WHAT IS EXPECTED: From the Gaslight Arcanum book page below, extract word for word the passage running from "From the comforting" up to and including "of Sherlock Holmes.".

PAGE TEXT:
* BEGIN *
Gaslight Arcanum
Uncanny Tales of Sherlock Holmes
- Publisher
- Edge Science Fiction and Fantasy Publishing
- Initial publish date
- Aug 2011
- Category
- Short Stories, General
-
Paperback / softback
- ISBN
- 9781894063609
- Publish Date
- Aug 2011
- List Price
- $14.95
Classroom Resources
Where to buy it
Description
His name is Holmes, his business is to know what others do not.
From the comforting glow of Baker Street gas-lamps to the gloom of the ocean's depths, Sherlock Holmes lays bare the secrets of men, monsters and evil in twelve new tales of the bizarre, the uncanny and the arcane.
Featuring stories from:
Kim Newman, Christopher Fowler, Stephen Volk, Tom English, William Meikle, Simon K Unsworth, Fred Saberhagen, Simon Clark, Kevin Cockle, Lawrence C Connolly, Paul Kane and Tony Richards.
About the authors
J. R. Campbell's fiction has appeared in a wide variety of publications including Spinetingler Magazine, Wax Romantic and Challenging Destiny. From time to time his writing can also be heard on radio's Imagination Theater and The Further Adventures of Sherlock Holmes.
Charles V. Prepolec has contributed articles and reviews to All Hallows, Sherlock Magazine, Scarlet Street, and Canadian Holmes. An active Sherlockian for more than 20 years with The Singular Society of the Baker Street Dozen, Charles lives in Calgary with his wife Kristen and their cat Karma.
* END *
SUPPLIED MATERIAL:
* BEGIN *
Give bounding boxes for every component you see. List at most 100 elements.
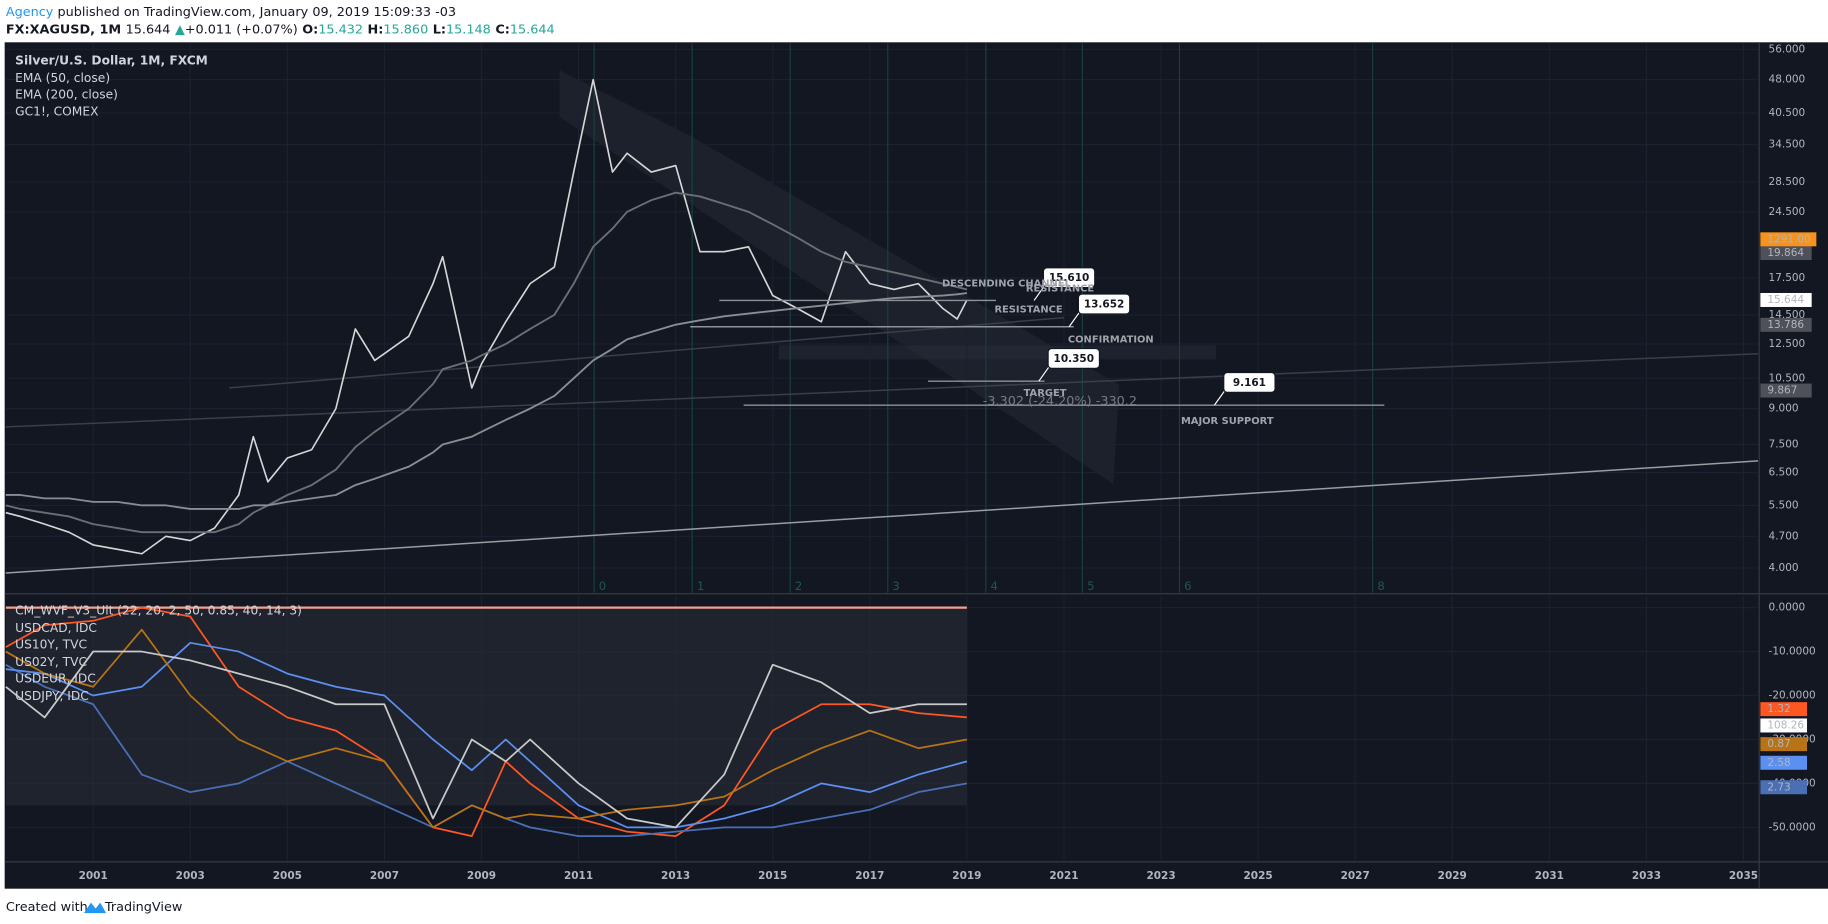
* END *
TASK RESPONSE:
From the comforting glow of Baker Street gas-lamps to the gloom of the ocean's depths, Sherlock Holmes lays bare the secrets of men, monsters and evil in twelve new tales of the bizarre, the uncanny and the arcane.
Featuring stories from:
Kim Newman, Christopher Fowler, Stephen Volk, Tom English, William Meikle, Simon K Unsworth, Fred Saberhagen, Simon Clark, Kevin Cockle, Lawrence C Connolly, Paul Kane and Tony Richards.
About the authors
J. R. Campbell's fiction has appeared in a wide variety of publications including Spinetingler Magazine, Wax Romantic and Challenging Destiny. From time to time his writing can also be heard on radio's Imagination Theater and The Further Adventures of Sherlock Holmes.